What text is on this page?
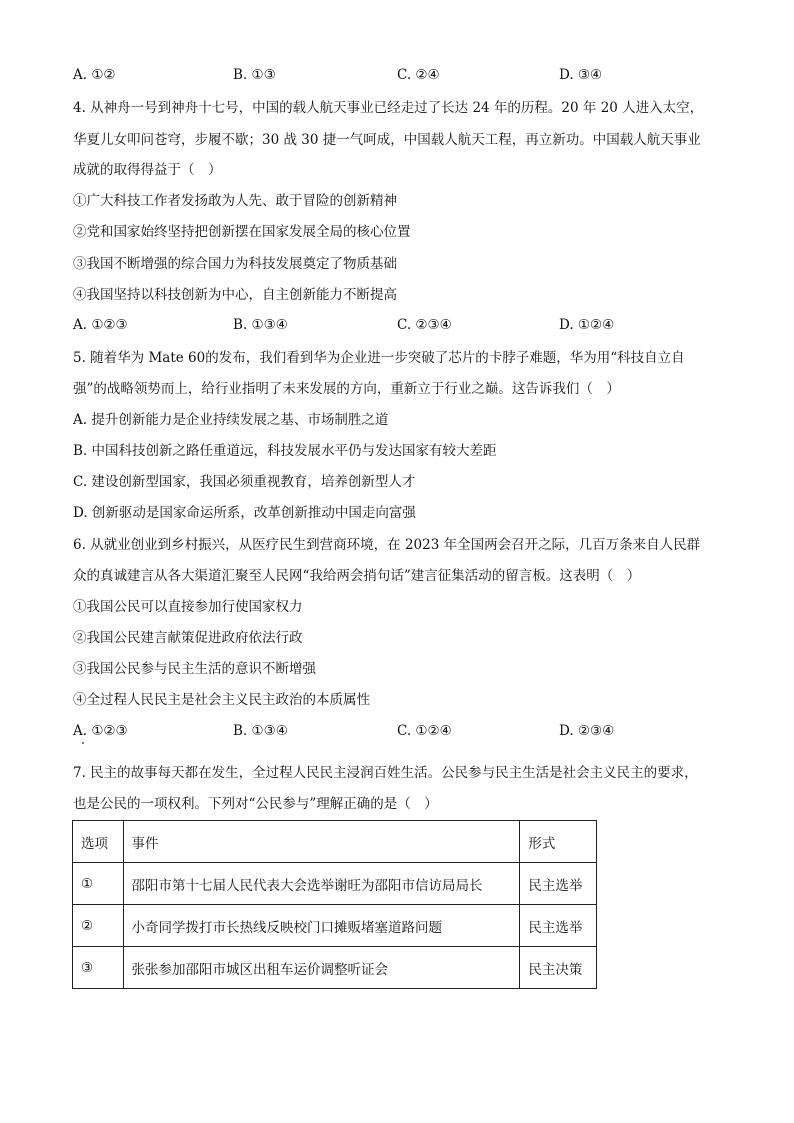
A. ①②	B. ①③	C. ②④	D. ③④
4. 从神舟一号到神舟十七号，中国的载人航天事业已经走过了长达 24 年的历程。20 年 20 人进入太空，
华夏儿女叩问苍穹，步履不歇；30 战 30 捷一气呵成，中国载人航天工程，再立新功。中国载人航天事业
成就的取得得益于（　）
①广大科技工作者发扬敢为人先、敢于冒险的创新精神
②党和国家始终坚持把创新摆在国家发展全局的核心位置
③我国不断增强的综合国力为科技发展奠定了物质基础
④我国坚持以科技创新为中心，自主创新能力不断提高
A. ①②③	B. ①③④	C. ②③④	D. ①②④
5. 随着华为 Mate 60的发布，我们看到华为企业进一步突破了芯片的卡脖子难题，华为用“科技自立自
强”的战略领势而上，给行业指明了未来发展的方向，重新立于行业之巅。这告诉我们（　）
A. 提升创新能力是企业持续发展之基、市场制胜之道
B. 中国科技创新之路任重道远，科技发展水平仍与发达国家有较大差距
C. 建设创新型国家，我国必须重视教育，培养创新型人才
D. 创新驱动是国家命运所系，改革创新推动中国走向富强
6. 从就业创业到乡村振兴，从医疗民生到营商环境，在 2023 年全国两会召开之际，几百万条来自人民群
众的真诚建言从各大渠道汇聚至人民网“我给两会捎句话”建言征集活动的留言板。这表明（　）
①我国公民可以直接参加行使国家权力
②我国公民建言献策促进政府依法行政
③我国公民参与民主生活的意识不断增强
④全过程人民民主是社会主义民主政治的本质属性
A. ①②③	B. ①③④	C. ①②④	D. ②③④
7. 民主的故事每天都在发生，全过程人民民主浸润百姓生活。公民参与民主生活是社会主义民主的要求，
也是公民的一项权利。下列对“公民参与”理解正确的是（　）
选项	事件	形式
①	邵阳市第十七届人民代表大会选举谢旺为邵阳市信访局局长	民主选举
②	小奇同学拨打市长热线反映校门口摊贩堵塞道路问题	民主选举
③	张张参加邵阳市城区出租车运价调整听证会	民主决策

» GIVEN PROBLEM
Exclude the pictures. Write out the remaining data exactly.

» ANSWER TO THIS PROBLEM
What text is on this page?
A. ①②	B. ①③	C. ②④	D. ③④
4. 从神舟一号到神舟十七号，中国的载人航天事业已经走过了长达 24 年的历程。20 年 20 人进入太空，
华夏儿女叩问苍穹，步履不歇；30 战 30 捷一气呵成，中国载人航天工程，再立新功。中国载人航天事业
成就的取得得益于（　）
①广大科技工作者发扬敢为人先、敢于冒险的创新精神
②党和国家始终坚持把创新摆在国家发展全局的核心位置
③我国不断增强的综合国力为科技发展奠定了物质基础
④我国坚持以科技创新为中心，自主创新能力不断提高
A. ①②③	B. ①③④	C. ②③④	D. ①②④
5. 随着华为 Mate 60的发布，我们看到华为企业进一步突破了芯片的卡脖子难题，华为用“科技自立自
强”的战略领势而上，给行业指明了未来发展的方向，重新立于行业之巅。这告诉我们（　）
A. 提升创新能力是企业持续发展之基、市场制胜之道
B. 中国科技创新之路任重道远，科技发展水平仍与发达国家有较大差距
C. 建设创新型国家，我国必须重视教育，培养创新型人才
D. 创新驱动是国家命运所系，改革创新推动中国走向富强
6. 从就业创业到乡村振兴，从医疗民生到营商环境，在 2023 年全国两会召开之际，几百万条来自人民群
众的真诚建言从各大渠道汇聚至人民网“我给两会捎句话”建言征集活动的留言板。这表明（　）
①我国公民可以直接参加行使国家权力
②我国公民建言献策促进政府依法行政
③我国公民参与民主生活的意识不断增强
④全过程人民民主是社会主义民主政治的本质属性
A. ①②③	B. ①③④	C. ①②④	D. ②③④
7. 民主的故事每天都在发生，全过程人民民主浸润百姓生活。公民参与民主生活是社会主义民主的要求，
也是公民的一项权利。下列对“公民参与”理解正确的是（　）
选项	事件	形式
①	邵阳市第十七届人民代表大会选举谢旺为邵阳市信访局局长	民主选举
②	小奇同学拨打市长热线反映校门口摊贩堵塞道路问题	民主选举
③	张张参加邵阳市城区出租车运价调整听证会	民主决策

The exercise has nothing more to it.